--- start of Records ---
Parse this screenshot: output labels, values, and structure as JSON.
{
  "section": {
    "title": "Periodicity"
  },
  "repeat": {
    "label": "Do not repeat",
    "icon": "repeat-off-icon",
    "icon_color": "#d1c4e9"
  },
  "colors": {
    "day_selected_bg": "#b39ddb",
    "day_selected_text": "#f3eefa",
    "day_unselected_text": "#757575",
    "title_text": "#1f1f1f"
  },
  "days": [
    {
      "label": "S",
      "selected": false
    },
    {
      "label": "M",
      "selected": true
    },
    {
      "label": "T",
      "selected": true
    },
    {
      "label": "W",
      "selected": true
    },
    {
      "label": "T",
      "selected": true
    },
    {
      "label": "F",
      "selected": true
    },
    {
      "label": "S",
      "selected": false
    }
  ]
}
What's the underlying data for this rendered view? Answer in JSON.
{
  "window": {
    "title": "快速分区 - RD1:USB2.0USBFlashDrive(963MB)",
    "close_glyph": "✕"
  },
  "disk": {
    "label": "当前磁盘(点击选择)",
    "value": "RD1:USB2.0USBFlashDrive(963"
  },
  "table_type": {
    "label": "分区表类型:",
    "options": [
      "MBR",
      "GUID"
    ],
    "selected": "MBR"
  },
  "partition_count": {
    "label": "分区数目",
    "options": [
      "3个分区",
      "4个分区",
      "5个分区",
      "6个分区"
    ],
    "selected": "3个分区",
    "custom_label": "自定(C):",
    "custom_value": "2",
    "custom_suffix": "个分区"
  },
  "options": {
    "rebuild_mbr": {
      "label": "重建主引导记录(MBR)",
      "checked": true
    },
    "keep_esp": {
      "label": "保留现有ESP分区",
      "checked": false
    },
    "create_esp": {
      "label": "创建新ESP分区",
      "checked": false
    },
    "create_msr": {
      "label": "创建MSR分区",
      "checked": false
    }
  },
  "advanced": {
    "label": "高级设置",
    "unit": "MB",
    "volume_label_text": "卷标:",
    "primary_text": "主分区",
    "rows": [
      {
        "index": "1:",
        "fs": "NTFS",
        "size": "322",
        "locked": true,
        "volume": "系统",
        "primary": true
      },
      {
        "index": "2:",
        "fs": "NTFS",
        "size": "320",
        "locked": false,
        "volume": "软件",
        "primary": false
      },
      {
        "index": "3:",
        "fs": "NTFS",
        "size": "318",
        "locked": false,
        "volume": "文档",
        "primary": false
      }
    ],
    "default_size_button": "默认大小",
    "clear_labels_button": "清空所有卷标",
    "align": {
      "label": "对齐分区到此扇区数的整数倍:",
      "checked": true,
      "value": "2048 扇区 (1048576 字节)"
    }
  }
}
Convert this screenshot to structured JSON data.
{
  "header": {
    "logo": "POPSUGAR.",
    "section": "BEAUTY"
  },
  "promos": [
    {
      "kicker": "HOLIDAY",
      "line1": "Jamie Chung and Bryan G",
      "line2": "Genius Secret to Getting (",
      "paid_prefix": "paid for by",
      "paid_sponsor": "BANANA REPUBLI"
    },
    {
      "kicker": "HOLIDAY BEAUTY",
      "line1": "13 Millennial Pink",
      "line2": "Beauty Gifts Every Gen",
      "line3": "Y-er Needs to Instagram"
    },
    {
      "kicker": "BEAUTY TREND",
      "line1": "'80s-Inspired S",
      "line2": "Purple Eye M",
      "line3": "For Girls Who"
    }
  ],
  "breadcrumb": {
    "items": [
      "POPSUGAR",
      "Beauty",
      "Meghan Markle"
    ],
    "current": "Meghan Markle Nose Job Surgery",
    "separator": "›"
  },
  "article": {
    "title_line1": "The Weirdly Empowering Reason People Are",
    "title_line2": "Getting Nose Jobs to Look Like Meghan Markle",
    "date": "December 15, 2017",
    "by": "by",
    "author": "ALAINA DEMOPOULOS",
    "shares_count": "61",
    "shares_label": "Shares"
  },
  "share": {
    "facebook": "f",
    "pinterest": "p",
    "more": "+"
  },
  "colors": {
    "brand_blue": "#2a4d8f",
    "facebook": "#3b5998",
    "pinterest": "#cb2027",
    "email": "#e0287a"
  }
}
--- end of Records ---
* _Task description_
Extract every record and return it verbatim.

* _Result below_
Parse this screenshot: output labels, values, and structure as JSON.
{
  "section": {
    "title": "Periodicity"
  },
  "repeat": {
    "label": "Do not repeat",
    "icon": "repeat-off-icon",
    "icon_color": "#d1c4e9"
  },
  "colors": {
    "day_selected_bg": "#b39ddb",
    "day_selected_text": "#f3eefa",
    "day_unselected_text": "#757575",
    "title_text": "#1f1f1f"
  },
  "days": [
    {
      "label": "S",
      "selected": false
    },
    {
      "label": "M",
      "selected": true
    },
    {
      "label": "T",
      "selected": true
    },
    {
      "label": "W",
      "selected": true
    },
    {
      "label": "T",
      "selected": true
    },
    {
      "label": "F",
      "selected": true
    },
    {
      "label": "S",
      "selected": false
    }
  ]
}
What's the underlying data for this rendered view? Answer in JSON.
{
  "window": {
    "title": "快速分区 - RD1:USB2.0USBFlashDrive(963MB)",
    "close_glyph": "✕"
  },
  "disk": {
    "label": "当前磁盘(点击选择)",
    "value": "RD1:USB2.0USBFlashDrive(963"
  },
  "table_type": {
    "label": "分区表类型:",
    "options": [
      "MBR",
      "GUID"
    ],
    "selected": "MBR"
  },
  "partition_count": {
    "label": "分区数目",
    "options": [
      "3个分区",
      "4个分区",
      "5个分区",
      "6个分区"
    ],
    "selected": "3个分区",
    "custom_label": "自定(C):",
    "custom_value": "2",
    "custom_suffix": "个分区"
  },
  "options": {
    "rebuild_mbr": {
      "label": "重建主引导记录(MBR)",
      "checked": true
    },
    "keep_esp": {
      "label": "保留现有ESP分区",
      "checked": false
    },
    "create_esp": {
      "label": "创建新ESP分区",
      "checked": false
    },
    "create_msr": {
      "label": "创建MSR分区",
      "checked": false
    }
  },
  "advanced": {
    "label": "高级设置",
    "unit": "MB",
    "volume_label_text": "卷标:",
    "primary_text": "主分区",
    "rows": [
      {
        "index": "1:",
        "fs": "NTFS",
        "size": "322",
        "locked": true,
        "volume": "系统",
        "primary": true
      },
      {
        "index": "2:",
        "fs": "NTFS",
        "size": "320",
        "locked": false,
        "volume": "软件",
        "primary": false
      },
      {
        "index": "3:",
        "fs": "NTFS",
        "size": "318",
        "locked": false,
        "volume": "文档",
        "primary": false
      }
    ],
    "default_size_button": "默认大小",
    "clear_labels_button": "清空所有卷标",
    "align": {
      "label": "对齐分区到此扇区数的整数倍:",
      "checked": true,
      "value": "2048 扇区 (1048576 字节)"
    }
  }
}
Convert this screenshot to structured JSON data.
{
  "header": {
    "logo": "POPSUGAR.",
    "section": "BEAUTY"
  },
  "promos": [
    {
      "kicker": "HOLIDAY",
      "line1": "Jamie Chung and Bryan G",
      "line2": "Genius Secret to Getting (",
      "paid_prefix": "paid for by",
      "paid_sponsor": "BANANA REPUBLI"
    },
    {
      "kicker": "HOLIDAY BEAUTY",
      "line1": "13 Millennial Pink",
      "line2": "Beauty Gifts Every Gen",
      "line3": "Y-er Needs to Instagram"
    },
    {
      "kicker": "BEAUTY TREND",
      "line1": "'80s-Inspired S",
      "line2": "Purple Eye M",
      "line3": "For Girls Who"
    }
  ],
  "breadcrumb": {
    "items": [
      "POPSUGAR",
      "Beauty",
      "Meghan Markle"
    ],
    "current": "Meghan Markle Nose Job Surgery",
    "separator": "›"
  },
  "article": {
    "title_line1": "The Weirdly Empowering Reason People Are",
    "title_line2": "Getting Nose Jobs to Look Like Meghan Markle",
    "date": "December 15, 2017",
    "by": "by",
    "author": "ALAINA DEMOPOULOS",
    "shares_count": "61",
    "shares_label": "Shares"
  },
  "share": {
    "facebook": "f",
    "pinterest": "p",
    "more": "+"
  },
  "colors": {
    "brand_blue": "#2a4d8f",
    "facebook": "#3b5998",
    "pinterest": "#cb2027",
    "email": "#e0287a"
  }
}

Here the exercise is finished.